** STATED PROBLEM **
Copy out the data below verbatim.

** Start DATASET ROWS **

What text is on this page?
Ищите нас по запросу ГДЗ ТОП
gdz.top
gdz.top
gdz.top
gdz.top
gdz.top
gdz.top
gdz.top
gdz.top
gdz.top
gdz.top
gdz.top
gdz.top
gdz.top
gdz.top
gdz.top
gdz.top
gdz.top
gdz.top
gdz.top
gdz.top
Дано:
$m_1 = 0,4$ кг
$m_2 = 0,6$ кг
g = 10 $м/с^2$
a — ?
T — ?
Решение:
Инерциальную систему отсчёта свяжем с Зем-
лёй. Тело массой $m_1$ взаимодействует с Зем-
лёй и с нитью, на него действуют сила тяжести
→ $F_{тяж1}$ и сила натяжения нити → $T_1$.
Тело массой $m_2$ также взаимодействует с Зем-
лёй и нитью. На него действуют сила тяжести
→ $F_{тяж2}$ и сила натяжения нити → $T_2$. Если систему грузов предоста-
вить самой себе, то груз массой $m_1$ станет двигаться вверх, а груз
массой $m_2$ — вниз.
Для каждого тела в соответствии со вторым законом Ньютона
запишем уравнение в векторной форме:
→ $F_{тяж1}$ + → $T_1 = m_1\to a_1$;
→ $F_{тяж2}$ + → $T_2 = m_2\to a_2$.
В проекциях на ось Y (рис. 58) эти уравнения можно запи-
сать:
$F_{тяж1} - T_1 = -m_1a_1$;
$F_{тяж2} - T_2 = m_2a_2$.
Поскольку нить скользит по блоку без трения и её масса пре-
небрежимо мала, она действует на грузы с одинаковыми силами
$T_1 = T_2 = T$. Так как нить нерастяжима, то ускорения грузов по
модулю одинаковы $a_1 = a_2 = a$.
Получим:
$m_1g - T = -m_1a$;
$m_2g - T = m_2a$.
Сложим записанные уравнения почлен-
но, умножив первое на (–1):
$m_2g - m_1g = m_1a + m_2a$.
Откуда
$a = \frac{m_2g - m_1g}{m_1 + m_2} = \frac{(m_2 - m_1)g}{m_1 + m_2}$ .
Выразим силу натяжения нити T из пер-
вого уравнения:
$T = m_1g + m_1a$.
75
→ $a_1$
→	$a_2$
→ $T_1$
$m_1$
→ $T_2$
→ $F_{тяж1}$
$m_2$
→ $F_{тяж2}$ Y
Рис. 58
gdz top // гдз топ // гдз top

** End DATASET ROWS **

** PROBLEM SOLUTION **
What text is on this page?
Ищите нас по запросу ГДЗ ТОП
gdz.top
gdz.top
gdz.top
gdz.top
gdz.top
gdz.top
gdz.top
gdz.top
gdz.top
gdz.top
gdz.top
gdz.top
gdz.top
gdz.top
gdz.top
gdz.top
gdz.top
gdz.top
gdz.top
gdz.top
Дано:
$m_1 = 0,4$ кг
$m_2 = 0,6$ кг
g = 10 $м/с^2$
a — ?
T — ?
Решение:
Инерциальную систему отсчёта свяжем с Зем-
лёй. Тело массой $m_1$ взаимодействует с Зем-
лёй и с нитью, на него действуют сила тяжести
→ $F_{тяж1}$ и сила натяжения нити → $T_1$.
Тело массой $m_2$ также взаимодействует с Зем-
лёй и нитью. На него действуют сила тяжести
→ $F_{тяж2}$ и сила натяжения нити → $T_2$. Если систему грузов предоста-
вить самой себе, то груз массой $m_1$ станет двигаться вверх, а груз
массой $m_2$ — вниз.
Для каждого тела в соответствии со вторым законом Ньютона
запишем уравнение в векторной форме:
→ $F_{тяж1}$ + → $T_1 = m_1\to a_1$;
→ $F_{тяж2}$ + → $T_2 = m_2\to a_2$.
В проекциях на ось Y (рис. 58) эти уравнения можно запи-
сать:
$F_{тяж1} - T_1 = -m_1a_1$;
$F_{тяж2} - T_2 = m_2a_2$.
Поскольку нить скользит по блоку без трения и её масса пре-
небрежимо мала, она действует на грузы с одинаковыми силами
$T_1 = T_2 = T$. Так как нить нерастяжима, то ускорения грузов по
модулю одинаковы $a_1 = a_2 = a$.
Получим:
$m_1g - T = -m_1a$;
$m_2g - T = m_2a$.
Сложим записанные уравнения почлен-
но, умножив первое на (–1):
$m_2g - m_1g = m_1a + m_2a$.
Откуда
$a = \frac{m_2g - m_1g}{m_1 + m_2} = \frac{(m_2 - m_1)g}{m_1 + m_2}$ .
Выразим силу натяжения нити T из пер-
вого уравнения:
$T = m_1g + m_1a$.
75
→ $a_1$
→	$a_2$
→ $T_1$
$m_1$
→ $T_2$
→ $F_{тяж1}$
$m_2$
→ $F_{тяж2}$ Y
Рис. 58
gdz top // гдз топ // гдз top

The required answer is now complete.